REQUIREMENT 1: From the passage on Philadelphia's Commercial Activity License, list every group of people or businesses that the quoted website says must obtain the license.
REQUIREMENT 2:
State whether each statement below agrees with the passage on Philadelphia's Commercial Activity License. Answer yes or no, and quote the deciding words.
(a) The usual lifetime fee was eliminated as of January 1, 2014.
(b) Businesses located outside the city limits are exempt from the license.
(c) A person paid for work on which an employer pays wage taxes on their behalf is considered a Sole Proprietor.
REQUIREMENT 3:
Answer these questions from the passage on Philadelphia's Commercial Activity License.
(a) Which tax does the passage name as applying to businesses operating in Philadelphia?
(b) Which website does the passage quote?
(c) How does the City of Philadelphia treat a Sole Proprietor?

To encourage businesses to operate in Philadelphia which subjects the business to the BPT tax, the usual lifetime fee of 300 has been eliminated as of January 1, 2014. Hopefully, by the print of this article the website has been updated so the license can obtained online! The business.phila.gov website (https://business.phila.gov/Pages/BusinessPrivilegeLicense.aspx?stage=start&type=all%20business%20types&section=Licensing%20%26%20Regulations&BSPContentListItem=Commercial%20Activity%20License%20(formerly%20Business%20Privilege%20License) reports "A Commercial Activity License is required for all businesses operating in Philadelphia. This includes businesses that are located outside the city limits but do some or all of their business activity in the City. Also, if you receive payment for work and an employer does not pay wage taxes on your behalf for that work, you are considered a Sole Proprietor and treated as a business by the City of Philadelphia. You are required to apply for a Commercial Activity License to work as a Sole Proprietor in the City.

(Document layout detection data)
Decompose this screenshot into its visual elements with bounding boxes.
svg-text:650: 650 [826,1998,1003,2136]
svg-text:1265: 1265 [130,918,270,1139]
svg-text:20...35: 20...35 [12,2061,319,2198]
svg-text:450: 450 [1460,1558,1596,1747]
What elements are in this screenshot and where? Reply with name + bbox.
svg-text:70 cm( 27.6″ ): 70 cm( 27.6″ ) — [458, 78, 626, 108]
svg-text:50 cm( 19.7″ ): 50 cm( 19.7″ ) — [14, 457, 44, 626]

TASK RESULT 1:
- All businesses operating in Philadelphia
- Businesses located outside the city limits that do some or all of their business activity in the City
- Sole Proprietors, meaning people who receive payment for work on which an employer does not pay wage taxes on their behalf

TASK RESULT 2:
(a) Yes: "has been eliminated as of January 1, 2014"
(b) No: "This includes businesses that are located outside the city limits but do some or all of their business activity in the City."
(c) No: "if you receive payment for work and an employer does not pay wage taxes on your behalf for that work, you are considered a Sole Proprietor"

TASK RESULT 3:
(a) The BPT tax
(b) business.phila.gov
(c) As a business